(WHAT NEEDS TO BE DONE) Copy out the records in full, word for word, without pictures.

(LISTED RECORDS)
--*--

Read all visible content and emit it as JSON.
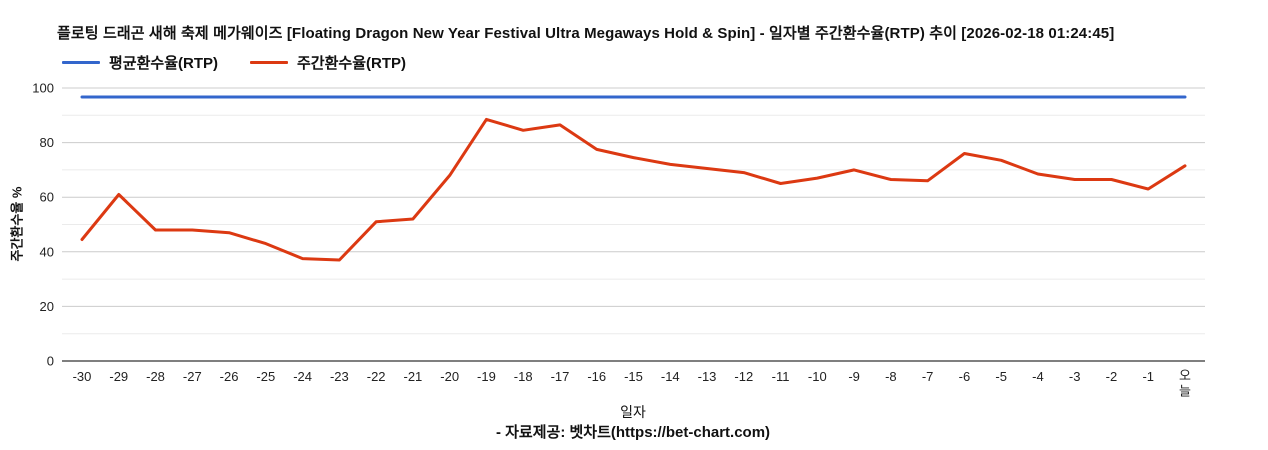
{
  "header": {
    "title": "플로팅 드래곤 새해 축제 메가웨이즈 [Floating Dragon New Year Festival Ultra Megaways Hold & Spin] - 일자별 주간환수율(RTP) 추이 [2026-02-18 01:24:45]"
  },
  "legend": [
    {
      "label": "평균환수율(RTP)",
      "color": "#3366cc"
    },
    {
      "label": "주간환수율(RTP)",
      "color": "#dc3912"
    }
  ],
  "axes": {
    "y_title": "주간환수율 %",
    "x_title": "일자"
  },
  "footer": {
    "credit": "- 자료제공: 벳차트(https://bet-chart.com)"
  },
  "colors": {
    "average_line": "#3366cc",
    "weekly_line": "#dc3912",
    "major_gridline": "#cccccc",
    "minor_gridline": "#ebebeb",
    "axis_baseline": "#333333",
    "tick_label": "#222222"
  },
  "chart_data": {
    "type": "line",
    "title": "플로팅 드래곤 새해 축제 메가웨이즈 [Floating Dragon New Year Festival Ultra Megaways Hold & Spin] - 일자별 주간환수율(RTP) 추이 [2026-02-18 01:24:45]",
    "xlabel": "일자",
    "ylabel": "주간환수율 %",
    "ylim": [
      0,
      100
    ],
    "y_ticks": [
      0,
      20,
      40,
      60,
      80,
      100
    ],
    "y_minor_step": 10,
    "grid": "horizontal major+minor",
    "legend_position": "top-left",
    "categories": [
      "-30",
      "-29",
      "-28",
      "-27",
      "-26",
      "-25",
      "-24",
      "-23",
      "-22",
      "-21",
      "-20",
      "-19",
      "-18",
      "-17",
      "-16",
      "-15",
      "-14",
      "-13",
      "-12",
      "-11",
      "-10",
      "-9",
      "-8",
      "-7",
      "-6",
      "-5",
      "-4",
      "-3",
      "-2",
      "-1",
      "오늘"
    ],
    "stacked_last_label": true,
    "series": [
      {
        "name": "평균환수율(RTP)",
        "color": "#3366cc",
        "values": [
          96.7,
          96.7,
          96.7,
          96.7,
          96.7,
          96.7,
          96.7,
          96.7,
          96.7,
          96.7,
          96.7,
          96.7,
          96.7,
          96.7,
          96.7,
          96.7,
          96.7,
          96.7,
          96.7,
          96.7,
          96.7,
          96.7,
          96.7,
          96.7,
          96.7,
          96.7,
          96.7,
          96.7,
          96.7,
          96.7,
          96.7
        ]
      },
      {
        "name": "주간환수율(RTP)",
        "color": "#dc3912",
        "values": [
          44.5,
          61,
          48,
          48,
          47,
          43,
          37.5,
          37,
          51,
          52,
          68,
          88.5,
          84.5,
          86.5,
          77.5,
          74.5,
          72,
          70.5,
          69,
          65,
          67,
          70,
          66.5,
          66,
          76,
          73.5,
          68.5,
          66.5,
          66.5,
          63,
          71.5
        ]
      }
    ]
  }
}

--*--

(OUTPUT OF THE EXERCISE)
Read all visible content and emit it as JSON.
{
  "header": {
    "title": "플로팅 드래곤 새해 축제 메가웨이즈 [Floating Dragon New Year Festival Ultra Megaways Hold & Spin] - 일자별 주간환수율(RTP) 추이 [2026-02-18 01:24:45]"
  },
  "legend": [
    {
      "label": "평균환수율(RTP)",
      "color": "#3366cc"
    },
    {
      "label": "주간환수율(RTP)",
      "color": "#dc3912"
    }
  ],
  "axes": {
    "y_title": "주간환수율 %",
    "x_title": "일자"
  },
  "footer": {
    "credit": "- 자료제공: 벳차트(https://bet-chart.com)"
  },
  "colors": {
    "average_line": "#3366cc",
    "weekly_line": "#dc3912",
    "major_gridline": "#cccccc",
    "minor_gridline": "#ebebeb",
    "axis_baseline": "#333333",
    "tick_label": "#222222"
  },
  "chart_data": {
    "type": "line",
    "title": "플로팅 드래곤 새해 축제 메가웨이즈 [Floating Dragon New Year Festival Ultra Megaways Hold & Spin] - 일자별 주간환수율(RTP) 추이 [2026-02-18 01:24:45]",
    "xlabel": "일자",
    "ylabel": "주간환수율 %",
    "ylim": [
      0,
      100
    ],
    "y_ticks": [
      0,
      20,
      40,
      60,
      80,
      100
    ],
    "y_minor_step": 10,
    "grid": "horizontal major+minor",
    "legend_position": "top-left",
    "categories": [
      "-30",
      "-29",
      "-28",
      "-27",
      "-26",
      "-25",
      "-24",
      "-23",
      "-22",
      "-21",
      "-20",
      "-19",
      "-18",
      "-17",
      "-16",
      "-15",
      "-14",
      "-13",
      "-12",
      "-11",
      "-10",
      "-9",
      "-8",
      "-7",
      "-6",
      "-5",
      "-4",
      "-3",
      "-2",
      "-1",
      "오늘"
    ],
    "stacked_last_label": true,
    "series": [
      {
        "name": "평균환수율(RTP)",
        "color": "#3366cc",
        "values": [
          96.7,
          96.7,
          96.7,
          96.7,
          96.7,
          96.7,
          96.7,
          96.7,
          96.7,
          96.7,
          96.7,
          96.7,
          96.7,
          96.7,
          96.7,
          96.7,
          96.7,
          96.7,
          96.7,
          96.7,
          96.7,
          96.7,
          96.7,
          96.7,
          96.7,
          96.7,
          96.7,
          96.7,
          96.7,
          96.7,
          96.7
        ]
      },
      {
        "name": "주간환수율(RTP)",
        "color": "#dc3912",
        "values": [
          44.5,
          61,
          48,
          48,
          47,
          43,
          37.5,
          37,
          51,
          52,
          68,
          88.5,
          84.5,
          86.5,
          77.5,
          74.5,
          72,
          70.5,
          69,
          65,
          67,
          70,
          66.5,
          66,
          76,
          73.5,
          68.5,
          66.5,
          66.5,
          63,
          71.5
        ]
      }
    ]
  }
}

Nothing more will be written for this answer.